*BRIEF*. What the task needs is every record repeated exactly, nothing more.

*Entries taken from a collection*.
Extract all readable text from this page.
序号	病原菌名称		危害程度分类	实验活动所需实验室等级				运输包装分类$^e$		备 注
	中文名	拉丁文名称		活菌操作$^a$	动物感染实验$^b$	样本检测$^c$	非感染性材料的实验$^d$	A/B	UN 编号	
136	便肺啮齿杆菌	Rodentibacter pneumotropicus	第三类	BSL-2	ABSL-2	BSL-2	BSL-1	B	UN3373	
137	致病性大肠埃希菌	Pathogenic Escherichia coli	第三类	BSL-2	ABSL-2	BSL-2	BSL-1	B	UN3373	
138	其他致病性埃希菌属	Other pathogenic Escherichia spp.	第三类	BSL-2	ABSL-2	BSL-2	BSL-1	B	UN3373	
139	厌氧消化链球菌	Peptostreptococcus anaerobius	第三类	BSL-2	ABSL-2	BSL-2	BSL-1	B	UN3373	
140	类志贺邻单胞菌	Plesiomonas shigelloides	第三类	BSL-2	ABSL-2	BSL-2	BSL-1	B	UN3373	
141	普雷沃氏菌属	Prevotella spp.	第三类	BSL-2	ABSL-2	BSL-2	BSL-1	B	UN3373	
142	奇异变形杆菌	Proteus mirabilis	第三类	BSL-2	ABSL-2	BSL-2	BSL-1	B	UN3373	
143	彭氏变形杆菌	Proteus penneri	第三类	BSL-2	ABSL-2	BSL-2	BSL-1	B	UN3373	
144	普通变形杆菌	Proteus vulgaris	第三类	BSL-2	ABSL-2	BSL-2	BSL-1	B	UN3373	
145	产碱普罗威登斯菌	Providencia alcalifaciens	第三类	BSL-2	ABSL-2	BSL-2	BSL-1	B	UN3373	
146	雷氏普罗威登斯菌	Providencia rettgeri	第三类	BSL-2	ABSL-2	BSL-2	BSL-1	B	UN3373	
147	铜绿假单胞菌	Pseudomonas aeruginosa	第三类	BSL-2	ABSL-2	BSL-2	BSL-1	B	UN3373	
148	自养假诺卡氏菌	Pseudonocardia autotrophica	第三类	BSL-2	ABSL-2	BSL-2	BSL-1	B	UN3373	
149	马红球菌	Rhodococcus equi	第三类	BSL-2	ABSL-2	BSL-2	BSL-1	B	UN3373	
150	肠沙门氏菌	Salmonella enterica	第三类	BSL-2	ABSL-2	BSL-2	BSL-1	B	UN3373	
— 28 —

*SOLUTION*.
Extract all readable text from this page.
序号	病原菌名称		危害程度分类	实验活动所需实验室等级				运输包装分类$^e$		备 注
	中文名	拉丁文名称		活菌操作$^a$	动物感染实验$^b$	样本检测$^c$	非感染性材料的实验$^d$	A/B	UN 编号	
136	便肺啮齿杆菌	Rodentibacter pneumotropicus	第三类	BSL-2	ABSL-2	BSL-2	BSL-1	B	UN3373	
137	致病性大肠埃希菌	Pathogenic Escherichia coli	第三类	BSL-2	ABSL-2	BSL-2	BSL-1	B	UN3373	
138	其他致病性埃希菌属	Other pathogenic Escherichia spp.	第三类	BSL-2	ABSL-2	BSL-2	BSL-1	B	UN3373	
139	厌氧消化链球菌	Peptostreptococcus anaerobius	第三类	BSL-2	ABSL-2	BSL-2	BSL-1	B	UN3373	
140	类志贺邻单胞菌	Plesiomonas shigelloides	第三类	BSL-2	ABSL-2	BSL-2	BSL-1	B	UN3373	
141	普雷沃氏菌属	Prevotella spp.	第三类	BSL-2	ABSL-2	BSL-2	BSL-1	B	UN3373	
142	奇异变形杆菌	Proteus mirabilis	第三类	BSL-2	ABSL-2	BSL-2	BSL-1	B	UN3373	
143	彭氏变形杆菌	Proteus penneri	第三类	BSL-2	ABSL-2	BSL-2	BSL-1	B	UN3373	
144	普通变形杆菌	Proteus vulgaris	第三类	BSL-2	ABSL-2	BSL-2	BSL-1	B	UN3373	
145	产碱普罗威登斯菌	Providencia alcalifaciens	第三类	BSL-2	ABSL-2	BSL-2	BSL-1	B	UN3373	
146	雷氏普罗威登斯菌	Providencia rettgeri	第三类	BSL-2	ABSL-2	BSL-2	BSL-1	B	UN3373	
147	铜绿假单胞菌	Pseudomonas aeruginosa	第三类	BSL-2	ABSL-2	BSL-2	BSL-1	B	UN3373	
148	自养假诺卡氏菌	Pseudonocardia autotrophica	第三类	BSL-2	ABSL-2	BSL-2	BSL-1	B	UN3373	
149	马红球菌	Rhodococcus equi	第三类	BSL-2	ABSL-2	BSL-2	BSL-1	B	UN3373	
150	肠沙门氏菌	Salmonella enterica	第三类	BSL-2	ABSL-2	BSL-2	BSL-1	B	UN3373	
— 28 —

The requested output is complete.